- _What is being asked_: Check each line below for the word "lượt", and copy those that have it.
--------------------
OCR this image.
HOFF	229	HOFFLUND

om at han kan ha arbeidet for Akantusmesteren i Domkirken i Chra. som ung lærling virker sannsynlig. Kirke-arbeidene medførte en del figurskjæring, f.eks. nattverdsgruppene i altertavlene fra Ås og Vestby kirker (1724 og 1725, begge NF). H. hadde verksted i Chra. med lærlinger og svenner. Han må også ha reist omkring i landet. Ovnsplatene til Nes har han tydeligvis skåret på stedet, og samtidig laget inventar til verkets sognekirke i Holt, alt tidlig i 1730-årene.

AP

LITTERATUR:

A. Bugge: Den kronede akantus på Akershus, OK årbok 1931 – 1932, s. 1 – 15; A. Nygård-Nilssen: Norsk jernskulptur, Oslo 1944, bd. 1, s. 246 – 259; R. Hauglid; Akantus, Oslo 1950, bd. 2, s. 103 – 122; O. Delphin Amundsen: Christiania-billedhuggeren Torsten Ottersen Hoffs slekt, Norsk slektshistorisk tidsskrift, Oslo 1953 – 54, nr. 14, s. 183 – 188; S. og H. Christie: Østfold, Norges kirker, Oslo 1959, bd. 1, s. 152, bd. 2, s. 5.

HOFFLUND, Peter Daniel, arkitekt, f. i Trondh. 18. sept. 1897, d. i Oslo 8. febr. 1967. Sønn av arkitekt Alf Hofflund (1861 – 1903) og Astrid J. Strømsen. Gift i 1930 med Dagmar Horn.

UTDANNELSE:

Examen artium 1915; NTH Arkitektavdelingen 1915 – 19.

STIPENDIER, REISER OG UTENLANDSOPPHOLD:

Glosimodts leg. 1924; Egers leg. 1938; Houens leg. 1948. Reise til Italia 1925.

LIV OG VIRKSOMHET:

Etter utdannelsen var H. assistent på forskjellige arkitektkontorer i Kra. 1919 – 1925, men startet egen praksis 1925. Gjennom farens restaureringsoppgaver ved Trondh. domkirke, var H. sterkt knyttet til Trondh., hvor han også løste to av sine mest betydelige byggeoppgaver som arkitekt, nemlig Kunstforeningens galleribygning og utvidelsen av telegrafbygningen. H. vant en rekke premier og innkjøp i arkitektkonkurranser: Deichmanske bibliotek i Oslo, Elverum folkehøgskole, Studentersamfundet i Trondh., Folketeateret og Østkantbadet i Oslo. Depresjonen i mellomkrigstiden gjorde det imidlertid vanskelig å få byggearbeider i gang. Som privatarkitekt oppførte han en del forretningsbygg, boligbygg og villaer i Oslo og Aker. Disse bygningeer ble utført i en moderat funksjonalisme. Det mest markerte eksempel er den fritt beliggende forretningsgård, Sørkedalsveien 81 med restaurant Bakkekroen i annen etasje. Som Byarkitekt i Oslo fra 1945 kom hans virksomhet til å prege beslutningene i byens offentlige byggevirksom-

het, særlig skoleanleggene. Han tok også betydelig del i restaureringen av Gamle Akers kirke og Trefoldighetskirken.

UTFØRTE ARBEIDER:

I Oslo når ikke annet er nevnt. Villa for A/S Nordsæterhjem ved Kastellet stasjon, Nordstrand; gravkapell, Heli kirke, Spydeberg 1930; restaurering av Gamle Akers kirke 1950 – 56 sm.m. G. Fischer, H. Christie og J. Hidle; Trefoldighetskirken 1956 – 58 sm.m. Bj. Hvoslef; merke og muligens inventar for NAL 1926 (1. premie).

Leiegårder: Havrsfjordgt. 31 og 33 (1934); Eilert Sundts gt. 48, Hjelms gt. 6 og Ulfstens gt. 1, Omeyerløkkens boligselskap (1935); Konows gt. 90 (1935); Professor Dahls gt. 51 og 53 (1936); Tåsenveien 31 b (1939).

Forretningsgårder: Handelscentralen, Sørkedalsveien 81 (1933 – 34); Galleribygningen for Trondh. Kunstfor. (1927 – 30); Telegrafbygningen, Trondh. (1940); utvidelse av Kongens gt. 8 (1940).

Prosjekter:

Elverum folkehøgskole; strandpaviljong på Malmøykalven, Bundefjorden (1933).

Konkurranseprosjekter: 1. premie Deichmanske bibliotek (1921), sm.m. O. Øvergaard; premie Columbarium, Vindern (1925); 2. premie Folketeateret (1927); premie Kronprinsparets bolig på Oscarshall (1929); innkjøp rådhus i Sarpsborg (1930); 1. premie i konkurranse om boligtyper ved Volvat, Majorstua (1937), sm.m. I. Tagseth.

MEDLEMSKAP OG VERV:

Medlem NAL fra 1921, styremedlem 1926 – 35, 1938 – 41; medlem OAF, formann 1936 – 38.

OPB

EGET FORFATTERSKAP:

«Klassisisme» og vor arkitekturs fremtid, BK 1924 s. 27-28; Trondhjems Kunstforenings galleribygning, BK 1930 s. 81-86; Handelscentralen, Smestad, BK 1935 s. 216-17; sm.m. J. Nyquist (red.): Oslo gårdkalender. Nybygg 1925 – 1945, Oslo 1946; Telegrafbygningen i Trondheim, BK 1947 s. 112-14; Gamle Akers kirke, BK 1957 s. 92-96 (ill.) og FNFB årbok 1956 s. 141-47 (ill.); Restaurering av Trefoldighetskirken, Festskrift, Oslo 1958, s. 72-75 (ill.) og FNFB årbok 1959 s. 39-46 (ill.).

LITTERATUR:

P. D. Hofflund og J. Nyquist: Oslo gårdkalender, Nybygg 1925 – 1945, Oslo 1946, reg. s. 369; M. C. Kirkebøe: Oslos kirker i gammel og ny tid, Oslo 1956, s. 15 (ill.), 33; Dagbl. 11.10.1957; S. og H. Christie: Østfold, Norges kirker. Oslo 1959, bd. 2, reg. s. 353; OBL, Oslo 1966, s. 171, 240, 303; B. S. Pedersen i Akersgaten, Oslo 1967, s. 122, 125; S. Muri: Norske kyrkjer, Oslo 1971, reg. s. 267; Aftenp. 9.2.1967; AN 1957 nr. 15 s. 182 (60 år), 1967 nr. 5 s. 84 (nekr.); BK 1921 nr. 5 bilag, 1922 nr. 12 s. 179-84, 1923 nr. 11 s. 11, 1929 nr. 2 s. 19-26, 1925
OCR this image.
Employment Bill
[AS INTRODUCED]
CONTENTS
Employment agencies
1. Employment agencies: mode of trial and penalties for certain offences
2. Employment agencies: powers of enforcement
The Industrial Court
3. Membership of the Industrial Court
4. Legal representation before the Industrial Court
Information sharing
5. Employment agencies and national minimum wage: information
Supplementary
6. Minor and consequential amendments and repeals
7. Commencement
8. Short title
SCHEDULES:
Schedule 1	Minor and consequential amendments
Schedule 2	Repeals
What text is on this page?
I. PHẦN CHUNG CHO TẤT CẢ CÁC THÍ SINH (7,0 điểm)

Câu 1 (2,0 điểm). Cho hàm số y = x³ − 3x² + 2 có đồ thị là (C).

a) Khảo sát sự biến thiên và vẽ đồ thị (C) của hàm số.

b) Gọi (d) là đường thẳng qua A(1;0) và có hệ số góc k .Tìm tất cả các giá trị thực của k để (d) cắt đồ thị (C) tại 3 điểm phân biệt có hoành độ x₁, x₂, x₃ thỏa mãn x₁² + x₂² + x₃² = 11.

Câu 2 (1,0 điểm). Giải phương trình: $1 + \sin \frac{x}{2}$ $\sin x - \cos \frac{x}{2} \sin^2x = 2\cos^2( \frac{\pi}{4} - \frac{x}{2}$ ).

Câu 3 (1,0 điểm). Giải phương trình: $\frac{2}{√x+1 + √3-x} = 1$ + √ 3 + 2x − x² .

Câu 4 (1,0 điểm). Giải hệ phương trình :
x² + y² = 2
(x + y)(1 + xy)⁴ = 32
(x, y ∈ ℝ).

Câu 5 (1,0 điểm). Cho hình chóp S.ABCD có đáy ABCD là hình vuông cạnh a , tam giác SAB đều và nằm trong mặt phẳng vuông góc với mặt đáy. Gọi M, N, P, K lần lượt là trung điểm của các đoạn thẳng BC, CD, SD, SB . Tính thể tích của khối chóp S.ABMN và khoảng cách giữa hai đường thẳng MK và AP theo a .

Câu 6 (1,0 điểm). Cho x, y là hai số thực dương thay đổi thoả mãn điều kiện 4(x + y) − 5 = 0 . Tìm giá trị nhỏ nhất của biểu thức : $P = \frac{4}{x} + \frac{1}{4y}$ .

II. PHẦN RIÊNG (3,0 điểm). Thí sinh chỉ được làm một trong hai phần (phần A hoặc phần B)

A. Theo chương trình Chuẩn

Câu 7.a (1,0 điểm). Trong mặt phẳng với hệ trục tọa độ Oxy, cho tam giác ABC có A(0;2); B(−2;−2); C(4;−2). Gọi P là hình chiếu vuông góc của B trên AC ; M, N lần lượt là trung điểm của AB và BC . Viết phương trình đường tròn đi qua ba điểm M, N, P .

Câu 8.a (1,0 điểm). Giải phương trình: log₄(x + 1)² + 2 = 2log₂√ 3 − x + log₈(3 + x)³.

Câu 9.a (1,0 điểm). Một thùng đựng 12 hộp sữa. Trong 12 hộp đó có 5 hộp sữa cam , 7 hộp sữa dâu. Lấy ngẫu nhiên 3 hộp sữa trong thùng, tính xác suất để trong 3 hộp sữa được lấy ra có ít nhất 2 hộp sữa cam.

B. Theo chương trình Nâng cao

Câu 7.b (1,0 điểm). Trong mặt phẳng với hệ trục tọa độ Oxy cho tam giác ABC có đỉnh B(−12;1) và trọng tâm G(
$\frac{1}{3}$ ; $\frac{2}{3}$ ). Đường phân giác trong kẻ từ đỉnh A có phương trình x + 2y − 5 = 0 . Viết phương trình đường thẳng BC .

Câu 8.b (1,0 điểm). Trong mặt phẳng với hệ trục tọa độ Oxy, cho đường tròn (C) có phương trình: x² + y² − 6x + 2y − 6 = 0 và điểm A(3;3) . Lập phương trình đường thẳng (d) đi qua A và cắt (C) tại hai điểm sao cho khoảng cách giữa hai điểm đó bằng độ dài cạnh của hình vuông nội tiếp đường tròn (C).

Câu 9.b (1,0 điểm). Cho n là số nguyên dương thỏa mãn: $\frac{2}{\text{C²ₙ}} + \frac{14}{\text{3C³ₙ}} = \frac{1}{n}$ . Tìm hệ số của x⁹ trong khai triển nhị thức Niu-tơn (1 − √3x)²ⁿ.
--------------------
- _Result of the exercise_:
Câu 5 (1,0 điểm). Cho hình chóp S.ABCD có đáy ABCD là hình vuông cạnh a , tam giác SAB đều và nằm trong mặt phẳng vuông góc với mặt đáy. Gọi M, N, P, K lần lượt là trung điểm của các đoạn thẳng BC, CD, SD, SB . Tính thể tích của khối chóp S.ABMN và khoảng cách giữa hai đường thẳng MK và AP theo a .
Câu 7.a (1,0 điểm). Trong mặt phẳng với hệ trục tọa độ Oxy, cho tam giác ABC có A(0;2); B(−2;−2); C(4;−2). Gọi P là hình chiếu vuông góc của B trên AC ; M, N lần lượt là trung điểm của AB và BC . Viết phương trình đường tròn đi qua ba điểm M, N, P .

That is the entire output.